(Exercise):
State how many lines of the entries hold the string "направление", and nothing more.

★ ★ ★ ★ ★ ★ ★

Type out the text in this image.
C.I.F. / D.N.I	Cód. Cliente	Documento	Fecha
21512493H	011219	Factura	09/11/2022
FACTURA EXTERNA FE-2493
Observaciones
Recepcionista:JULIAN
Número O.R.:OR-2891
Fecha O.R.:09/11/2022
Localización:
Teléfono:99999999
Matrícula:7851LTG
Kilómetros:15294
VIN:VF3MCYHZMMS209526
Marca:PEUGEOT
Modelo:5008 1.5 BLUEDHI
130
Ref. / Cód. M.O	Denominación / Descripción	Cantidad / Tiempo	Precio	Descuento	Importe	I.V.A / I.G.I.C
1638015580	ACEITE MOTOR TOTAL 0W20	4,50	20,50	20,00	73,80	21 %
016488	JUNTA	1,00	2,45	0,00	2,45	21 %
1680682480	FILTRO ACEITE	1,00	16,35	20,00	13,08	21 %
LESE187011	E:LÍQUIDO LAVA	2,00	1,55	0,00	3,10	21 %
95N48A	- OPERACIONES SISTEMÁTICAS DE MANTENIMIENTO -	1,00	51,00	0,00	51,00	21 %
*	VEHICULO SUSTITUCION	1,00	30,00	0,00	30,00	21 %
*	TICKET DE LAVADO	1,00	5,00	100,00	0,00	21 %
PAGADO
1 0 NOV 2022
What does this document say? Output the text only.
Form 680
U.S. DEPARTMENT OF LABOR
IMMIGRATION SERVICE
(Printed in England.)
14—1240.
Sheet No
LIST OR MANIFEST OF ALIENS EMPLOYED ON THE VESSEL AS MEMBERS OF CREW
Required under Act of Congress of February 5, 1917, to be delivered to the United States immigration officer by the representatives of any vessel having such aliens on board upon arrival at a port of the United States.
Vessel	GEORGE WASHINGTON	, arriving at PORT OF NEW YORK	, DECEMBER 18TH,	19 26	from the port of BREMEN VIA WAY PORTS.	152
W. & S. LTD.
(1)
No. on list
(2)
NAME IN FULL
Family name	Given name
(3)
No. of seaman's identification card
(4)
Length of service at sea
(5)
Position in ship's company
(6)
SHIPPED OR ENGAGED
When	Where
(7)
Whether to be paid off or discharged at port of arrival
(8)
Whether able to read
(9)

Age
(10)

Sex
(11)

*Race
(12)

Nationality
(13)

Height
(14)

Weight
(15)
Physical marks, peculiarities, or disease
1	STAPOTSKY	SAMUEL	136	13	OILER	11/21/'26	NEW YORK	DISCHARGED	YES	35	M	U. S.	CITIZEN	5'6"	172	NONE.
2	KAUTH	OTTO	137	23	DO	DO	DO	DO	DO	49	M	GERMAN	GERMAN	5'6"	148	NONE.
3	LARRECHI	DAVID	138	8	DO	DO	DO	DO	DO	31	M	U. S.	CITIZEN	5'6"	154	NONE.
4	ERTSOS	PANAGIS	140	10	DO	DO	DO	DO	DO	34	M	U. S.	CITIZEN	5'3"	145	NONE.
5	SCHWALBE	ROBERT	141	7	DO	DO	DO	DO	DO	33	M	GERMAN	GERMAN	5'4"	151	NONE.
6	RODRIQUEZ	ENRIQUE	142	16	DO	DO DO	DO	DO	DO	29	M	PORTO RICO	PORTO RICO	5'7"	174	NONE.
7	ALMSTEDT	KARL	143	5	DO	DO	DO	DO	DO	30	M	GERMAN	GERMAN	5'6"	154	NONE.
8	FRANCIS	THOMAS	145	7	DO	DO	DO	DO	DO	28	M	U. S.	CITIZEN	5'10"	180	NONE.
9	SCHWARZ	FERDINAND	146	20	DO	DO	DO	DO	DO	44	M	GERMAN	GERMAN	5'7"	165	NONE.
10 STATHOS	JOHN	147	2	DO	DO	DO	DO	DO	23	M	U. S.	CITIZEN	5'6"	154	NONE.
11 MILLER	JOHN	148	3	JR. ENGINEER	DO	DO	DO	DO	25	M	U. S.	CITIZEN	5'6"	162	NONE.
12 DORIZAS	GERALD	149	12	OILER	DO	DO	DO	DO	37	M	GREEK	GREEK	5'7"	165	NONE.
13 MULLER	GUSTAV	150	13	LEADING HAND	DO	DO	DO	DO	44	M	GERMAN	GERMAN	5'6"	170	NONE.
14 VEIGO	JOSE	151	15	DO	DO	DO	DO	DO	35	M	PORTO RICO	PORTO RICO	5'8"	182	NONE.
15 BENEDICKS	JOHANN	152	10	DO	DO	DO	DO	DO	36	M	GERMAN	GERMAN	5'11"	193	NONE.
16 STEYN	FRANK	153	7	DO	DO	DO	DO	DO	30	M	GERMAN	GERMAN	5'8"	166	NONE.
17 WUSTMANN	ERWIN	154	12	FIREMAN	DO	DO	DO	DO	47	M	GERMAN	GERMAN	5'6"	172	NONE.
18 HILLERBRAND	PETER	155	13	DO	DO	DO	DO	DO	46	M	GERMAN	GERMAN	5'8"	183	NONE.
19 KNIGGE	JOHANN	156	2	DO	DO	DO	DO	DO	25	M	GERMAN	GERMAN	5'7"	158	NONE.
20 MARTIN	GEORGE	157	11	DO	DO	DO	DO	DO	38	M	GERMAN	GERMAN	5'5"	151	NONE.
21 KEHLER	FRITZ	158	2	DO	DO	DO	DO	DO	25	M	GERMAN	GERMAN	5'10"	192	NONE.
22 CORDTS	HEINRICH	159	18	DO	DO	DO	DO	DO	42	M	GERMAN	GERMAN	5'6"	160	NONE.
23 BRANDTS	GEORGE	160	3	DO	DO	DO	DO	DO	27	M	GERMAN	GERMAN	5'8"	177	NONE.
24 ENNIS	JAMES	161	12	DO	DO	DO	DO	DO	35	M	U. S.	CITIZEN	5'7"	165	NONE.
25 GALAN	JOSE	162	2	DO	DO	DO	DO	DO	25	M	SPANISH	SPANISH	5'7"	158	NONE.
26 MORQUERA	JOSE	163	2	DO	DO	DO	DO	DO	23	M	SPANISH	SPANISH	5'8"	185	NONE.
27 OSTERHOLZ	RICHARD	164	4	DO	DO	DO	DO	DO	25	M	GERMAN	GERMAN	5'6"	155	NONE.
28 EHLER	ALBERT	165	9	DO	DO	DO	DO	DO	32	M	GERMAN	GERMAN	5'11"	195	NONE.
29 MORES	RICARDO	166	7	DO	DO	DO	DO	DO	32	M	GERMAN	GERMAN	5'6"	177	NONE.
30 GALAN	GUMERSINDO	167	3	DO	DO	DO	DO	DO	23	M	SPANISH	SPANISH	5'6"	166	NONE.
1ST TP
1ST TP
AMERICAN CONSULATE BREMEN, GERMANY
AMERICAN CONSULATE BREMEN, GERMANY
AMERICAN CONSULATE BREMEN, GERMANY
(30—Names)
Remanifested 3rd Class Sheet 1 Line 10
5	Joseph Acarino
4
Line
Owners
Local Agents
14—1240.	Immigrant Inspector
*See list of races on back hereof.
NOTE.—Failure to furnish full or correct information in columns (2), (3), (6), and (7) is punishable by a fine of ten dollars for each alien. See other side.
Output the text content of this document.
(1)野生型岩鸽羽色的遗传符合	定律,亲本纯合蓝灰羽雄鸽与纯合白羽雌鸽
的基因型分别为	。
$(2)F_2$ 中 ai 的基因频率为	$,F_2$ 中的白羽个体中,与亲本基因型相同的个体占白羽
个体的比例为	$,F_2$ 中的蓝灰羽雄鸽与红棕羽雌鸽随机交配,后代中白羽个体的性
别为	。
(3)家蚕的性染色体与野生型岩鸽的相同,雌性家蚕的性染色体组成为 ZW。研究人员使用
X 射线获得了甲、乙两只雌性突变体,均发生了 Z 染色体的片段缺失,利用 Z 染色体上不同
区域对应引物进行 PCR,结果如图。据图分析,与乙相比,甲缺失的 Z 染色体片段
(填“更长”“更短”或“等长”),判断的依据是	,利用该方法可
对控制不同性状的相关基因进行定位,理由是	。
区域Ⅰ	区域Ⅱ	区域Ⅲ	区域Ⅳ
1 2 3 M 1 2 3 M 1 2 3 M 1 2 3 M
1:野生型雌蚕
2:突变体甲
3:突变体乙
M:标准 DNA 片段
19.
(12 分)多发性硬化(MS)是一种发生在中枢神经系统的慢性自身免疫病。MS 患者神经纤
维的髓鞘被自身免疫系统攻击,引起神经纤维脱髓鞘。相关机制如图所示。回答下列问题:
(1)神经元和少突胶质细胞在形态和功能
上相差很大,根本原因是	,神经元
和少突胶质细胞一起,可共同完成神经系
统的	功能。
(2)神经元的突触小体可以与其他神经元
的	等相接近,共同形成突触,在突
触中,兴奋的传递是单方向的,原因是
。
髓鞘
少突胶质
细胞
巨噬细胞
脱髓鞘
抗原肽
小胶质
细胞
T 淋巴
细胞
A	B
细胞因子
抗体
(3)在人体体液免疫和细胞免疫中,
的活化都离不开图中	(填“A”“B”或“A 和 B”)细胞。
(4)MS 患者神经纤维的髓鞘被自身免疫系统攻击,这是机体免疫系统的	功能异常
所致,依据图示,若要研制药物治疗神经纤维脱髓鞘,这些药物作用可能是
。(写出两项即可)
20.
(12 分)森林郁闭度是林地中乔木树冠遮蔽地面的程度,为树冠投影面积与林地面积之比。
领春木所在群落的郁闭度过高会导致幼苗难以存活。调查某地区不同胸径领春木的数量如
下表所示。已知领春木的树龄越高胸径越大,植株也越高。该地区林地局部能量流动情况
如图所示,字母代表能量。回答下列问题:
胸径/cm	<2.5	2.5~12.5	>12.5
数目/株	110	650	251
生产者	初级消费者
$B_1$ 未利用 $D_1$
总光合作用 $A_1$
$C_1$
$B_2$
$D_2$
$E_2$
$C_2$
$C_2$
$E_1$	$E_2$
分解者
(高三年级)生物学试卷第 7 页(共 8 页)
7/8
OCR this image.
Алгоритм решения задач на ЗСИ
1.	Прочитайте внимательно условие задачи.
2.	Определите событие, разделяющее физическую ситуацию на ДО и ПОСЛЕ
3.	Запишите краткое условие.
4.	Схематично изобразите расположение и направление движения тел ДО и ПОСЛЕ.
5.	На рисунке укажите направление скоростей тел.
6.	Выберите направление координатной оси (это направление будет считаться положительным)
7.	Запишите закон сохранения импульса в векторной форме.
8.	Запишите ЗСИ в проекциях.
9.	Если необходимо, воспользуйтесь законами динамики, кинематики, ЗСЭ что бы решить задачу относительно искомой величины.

★ ★ ★ ★ ★ ★ ★

(Full response):
3